(Entries with figure data)
----
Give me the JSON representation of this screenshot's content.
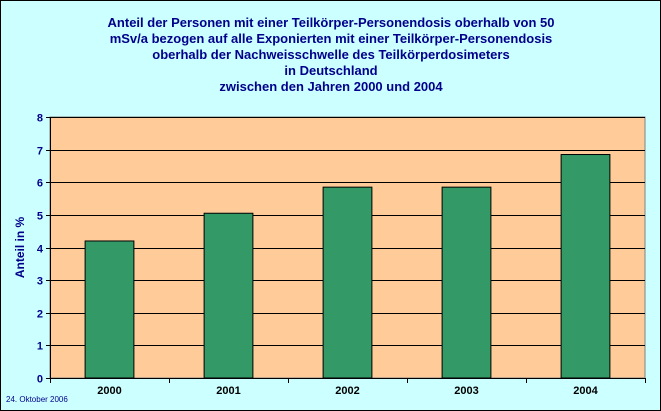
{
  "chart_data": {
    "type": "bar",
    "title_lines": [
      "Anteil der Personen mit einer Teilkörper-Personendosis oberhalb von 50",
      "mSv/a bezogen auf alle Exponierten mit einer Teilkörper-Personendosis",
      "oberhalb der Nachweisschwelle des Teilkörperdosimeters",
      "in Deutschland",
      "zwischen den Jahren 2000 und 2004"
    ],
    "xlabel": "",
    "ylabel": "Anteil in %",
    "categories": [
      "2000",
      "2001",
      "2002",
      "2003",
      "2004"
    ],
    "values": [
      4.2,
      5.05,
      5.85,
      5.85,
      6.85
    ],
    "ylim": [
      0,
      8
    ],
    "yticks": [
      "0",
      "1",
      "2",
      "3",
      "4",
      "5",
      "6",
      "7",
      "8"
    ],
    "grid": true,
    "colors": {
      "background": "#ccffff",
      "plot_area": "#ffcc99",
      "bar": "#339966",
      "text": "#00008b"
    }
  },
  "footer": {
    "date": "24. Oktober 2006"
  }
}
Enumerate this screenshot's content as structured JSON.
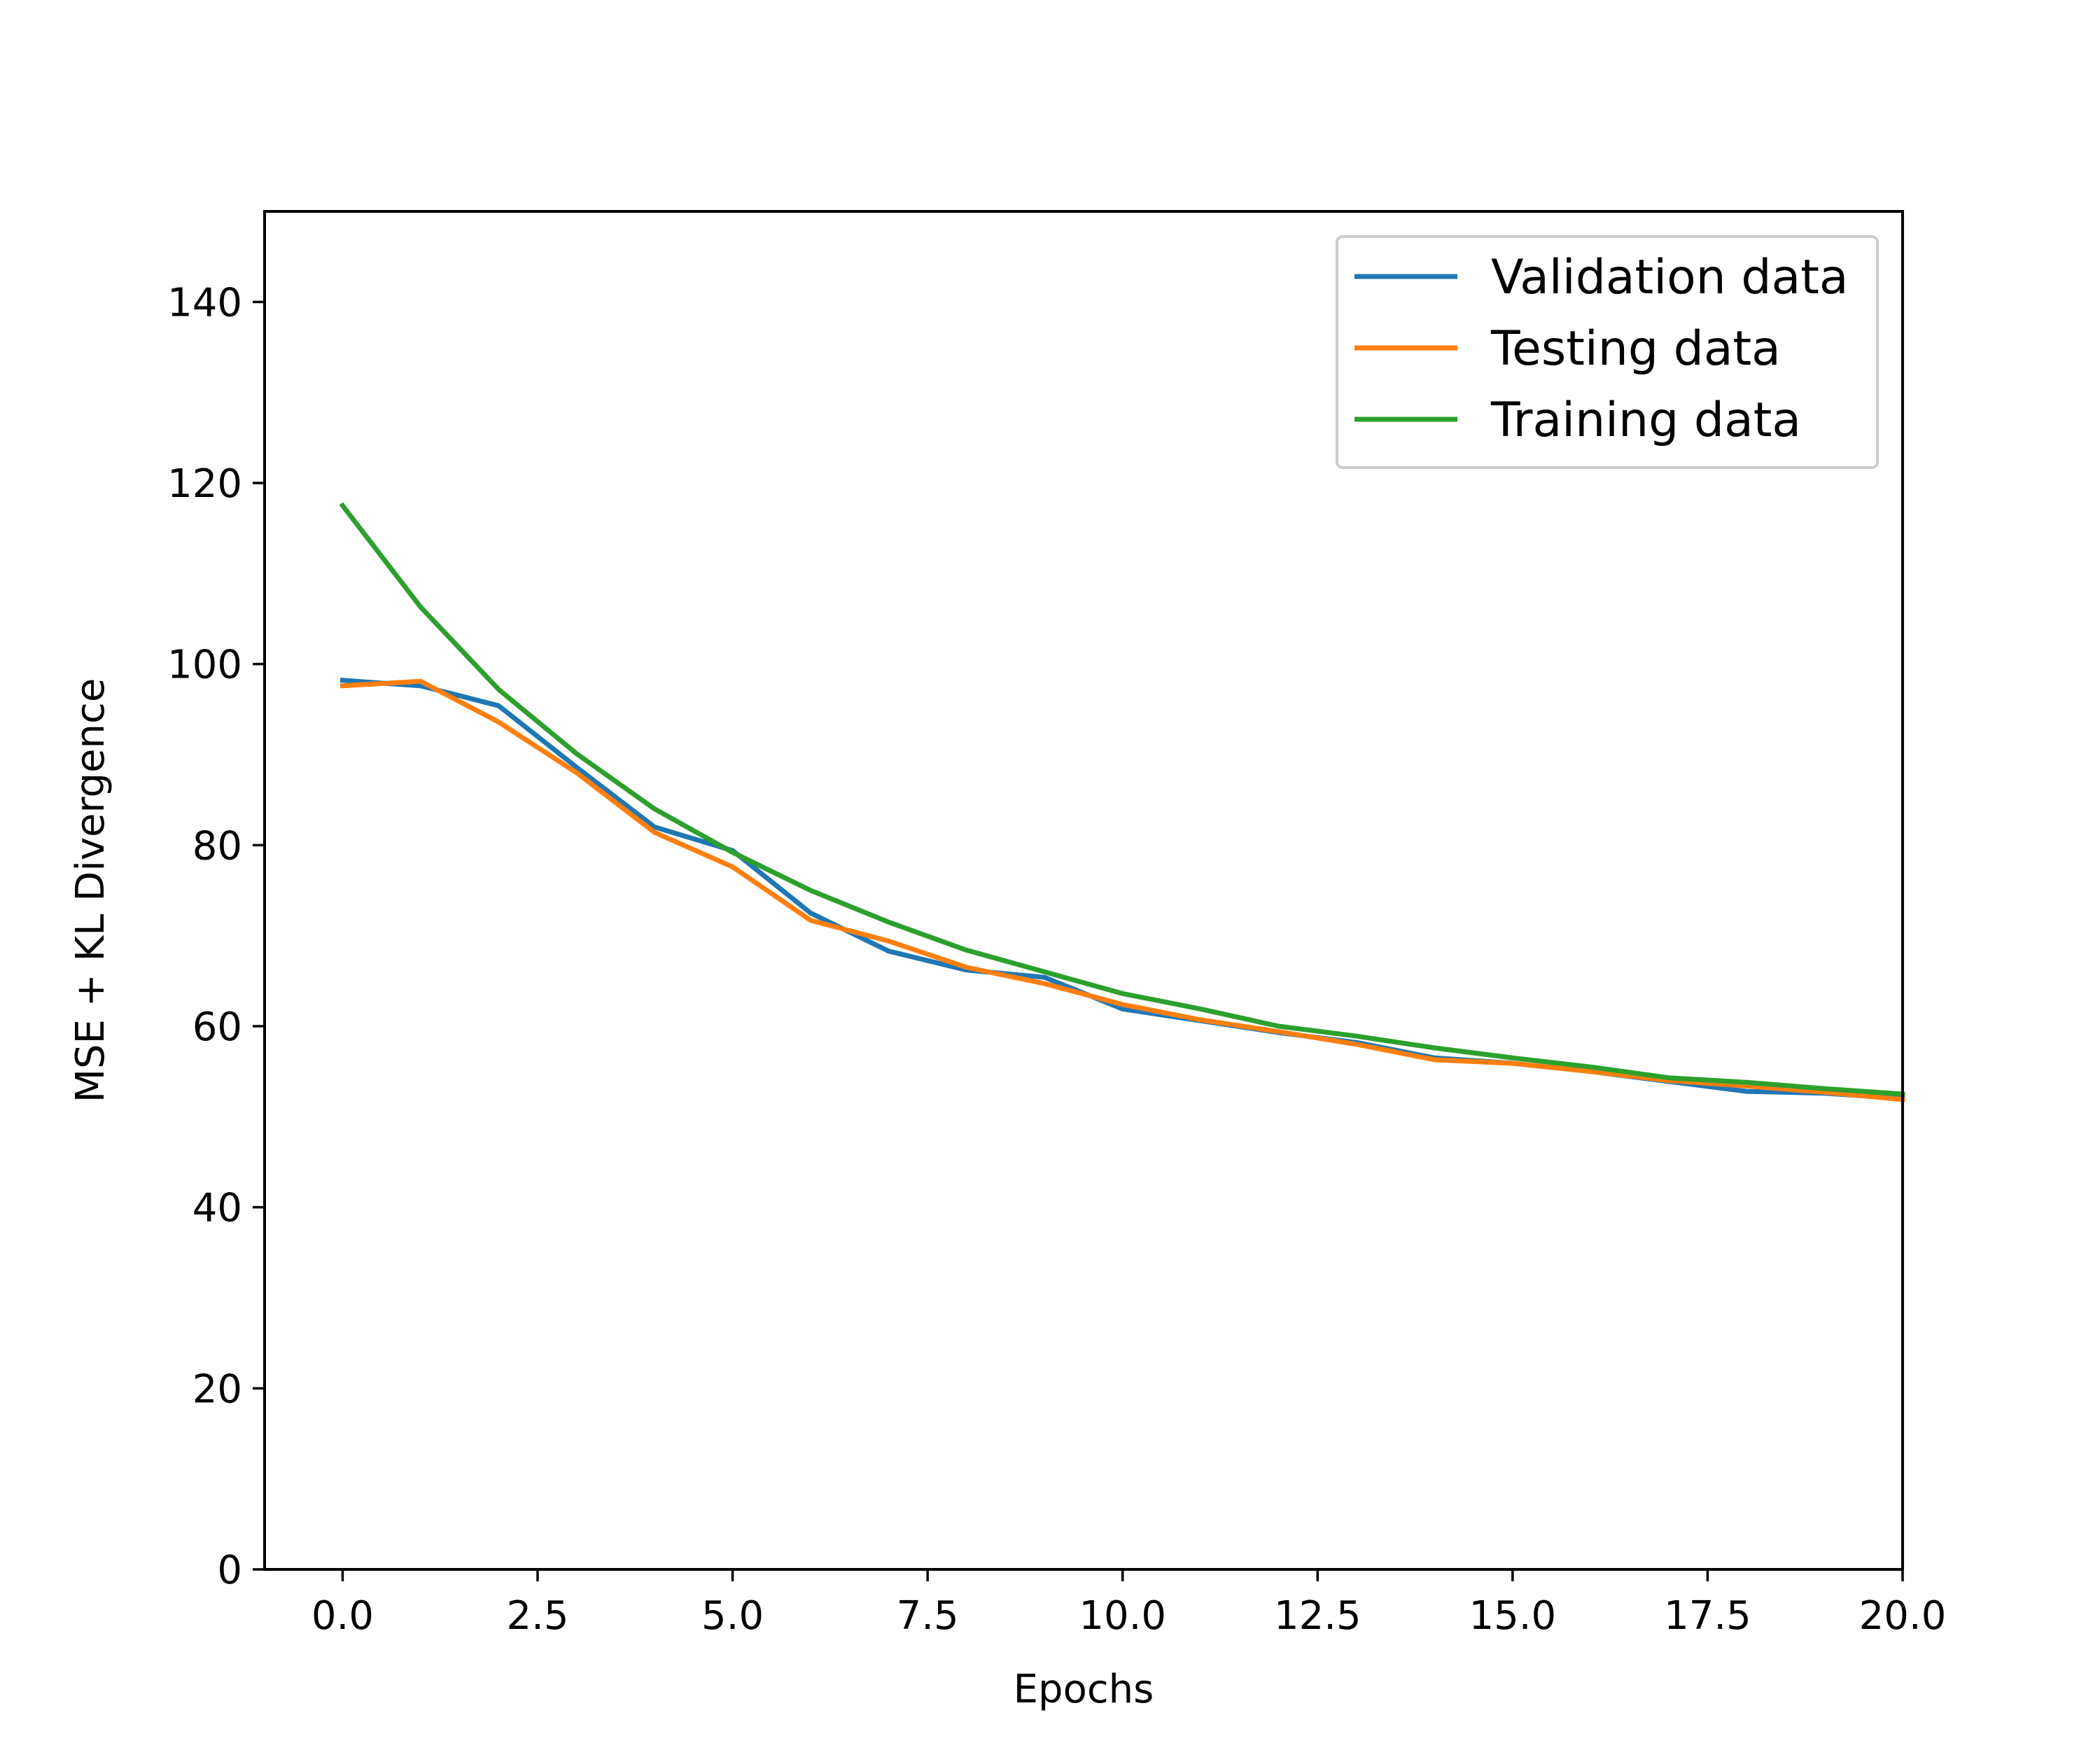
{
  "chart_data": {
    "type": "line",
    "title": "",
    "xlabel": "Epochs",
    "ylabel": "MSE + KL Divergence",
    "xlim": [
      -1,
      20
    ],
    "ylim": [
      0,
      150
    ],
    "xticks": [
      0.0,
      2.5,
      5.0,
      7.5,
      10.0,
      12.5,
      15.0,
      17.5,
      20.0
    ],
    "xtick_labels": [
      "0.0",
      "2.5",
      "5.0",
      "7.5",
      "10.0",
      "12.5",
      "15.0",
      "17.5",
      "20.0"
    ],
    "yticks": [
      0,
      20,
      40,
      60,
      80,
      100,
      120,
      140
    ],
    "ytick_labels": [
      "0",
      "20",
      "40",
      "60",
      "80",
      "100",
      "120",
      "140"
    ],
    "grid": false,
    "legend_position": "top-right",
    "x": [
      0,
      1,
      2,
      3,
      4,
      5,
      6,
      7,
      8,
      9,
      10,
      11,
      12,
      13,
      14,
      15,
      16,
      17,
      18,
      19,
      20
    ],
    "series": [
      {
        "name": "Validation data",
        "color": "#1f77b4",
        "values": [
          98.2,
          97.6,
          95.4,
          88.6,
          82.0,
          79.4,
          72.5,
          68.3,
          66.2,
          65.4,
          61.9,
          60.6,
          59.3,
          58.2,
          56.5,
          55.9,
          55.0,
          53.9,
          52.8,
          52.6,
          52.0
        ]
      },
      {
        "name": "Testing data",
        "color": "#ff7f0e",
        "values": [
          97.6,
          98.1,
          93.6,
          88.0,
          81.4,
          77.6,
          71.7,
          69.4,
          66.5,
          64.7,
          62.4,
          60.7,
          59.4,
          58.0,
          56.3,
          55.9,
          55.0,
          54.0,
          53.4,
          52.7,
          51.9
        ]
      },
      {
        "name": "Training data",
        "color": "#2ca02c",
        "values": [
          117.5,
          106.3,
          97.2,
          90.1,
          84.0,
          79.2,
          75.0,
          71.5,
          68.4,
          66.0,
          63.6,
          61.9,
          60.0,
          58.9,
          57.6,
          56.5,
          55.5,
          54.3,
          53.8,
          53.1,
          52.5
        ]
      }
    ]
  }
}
----
■ Request ■
Write the entries above out again exactly, but not the pictures.

■ Response to this task ■
Give me the JSON representation of this screenshot's content.
{
  "chart_data": {
    "type": "bar",
    "title_lines": [
      "Anteil der Personen mit einer Teilkörper-Personendosis oberhalb von 50",
      "mSv/a bezogen auf alle Exponierten mit einer Teilkörper-Personendosis",
      "oberhalb der Nachweisschwelle des Teilkörperdosimeters",
      "in Deutschland",
      "zwischen den Jahren 2000 und 2004"
    ],
    "xlabel": "",
    "ylabel": "Anteil in %",
    "categories": [
      "2000",
      "2001",
      "2002",
      "2003",
      "2004"
    ],
    "values": [
      4.2,
      5.05,
      5.85,
      5.85,
      6.85
    ],
    "ylim": [
      0,
      8
    ],
    "yticks": [
      "0",
      "1",
      "2",
      "3",
      "4",
      "5",
      "6",
      "7",
      "8"
    ],
    "grid": true,
    "colors": {
      "background": "#ccffff",
      "plot_area": "#ffcc99",
      "bar": "#339966",
      "text": "#00008b"
    }
  },
  "footer": {
    "date": "24. Oktober 2006"
  }
}
Enumerate this screenshot's content as structured JSON.
{
  "chart_data": {
    "type": "line",
    "title": "",
    "xlabel": "Epochs",
    "ylabel": "MSE + KL Divergence",
    "xlim": [
      -1,
      20
    ],
    "ylim": [
      0,
      150
    ],
    "xticks": [
      0.0,
      2.5,
      5.0,
      7.5,
      10.0,
      12.5,
      15.0,
      17.5,
      20.0
    ],
    "xtick_labels": [
      "0.0",
      "2.5",
      "5.0",
      "7.5",
      "10.0",
      "12.5",
      "15.0",
      "17.5",
      "20.0"
    ],
    "yticks": [
      0,
      20,
      40,
      60,
      80,
      100,
      120,
      140
    ],
    "ytick_labels": [
      "0",
      "20",
      "40",
      "60",
      "80",
      "100",
      "120",
      "140"
    ],
    "grid": false,
    "legend_position": "top-right",
    "x": [
      0,
      1,
      2,
      3,
      4,
      5,
      6,
      7,
      8,
      9,
      10,
      11,
      12,
      13,
      14,
      15,
      16,
      17,
      18,
      19,
      20
    ],
    "series": [
      {
        "name": "Validation data",
        "color": "#1f77b4",
        "values": [
          98.2,
          97.6,
          95.4,
          88.6,
          82.0,
          79.4,
          72.5,
          68.3,
          66.2,
          65.4,
          61.9,
          60.6,
          59.3,
          58.2,
          56.5,
          55.9,
          55.0,
          53.9,
          52.8,
          52.6,
          52.0
        ]
      },
      {
        "name": "Testing data",
        "color": "#ff7f0e",
        "values": [
          97.6,
          98.1,
          93.6,
          88.0,
          81.4,
          77.6,
          71.7,
          69.4,
          66.5,
          64.7,
          62.4,
          60.7,
          59.4,
          58.0,
          56.3,
          55.9,
          55.0,
          54.0,
          53.4,
          52.7,
          51.9
        ]
      },
      {
        "name": "Training data",
        "color": "#2ca02c",
        "values": [
          117.5,
          106.3,
          97.2,
          90.1,
          84.0,
          79.2,
          75.0,
          71.5,
          68.4,
          66.0,
          63.6,
          61.9,
          60.0,
          58.9,
          57.6,
          56.5,
          55.5,
          54.3,
          53.8,
          53.1,
          52.5
        ]
      }
    ]
  }
}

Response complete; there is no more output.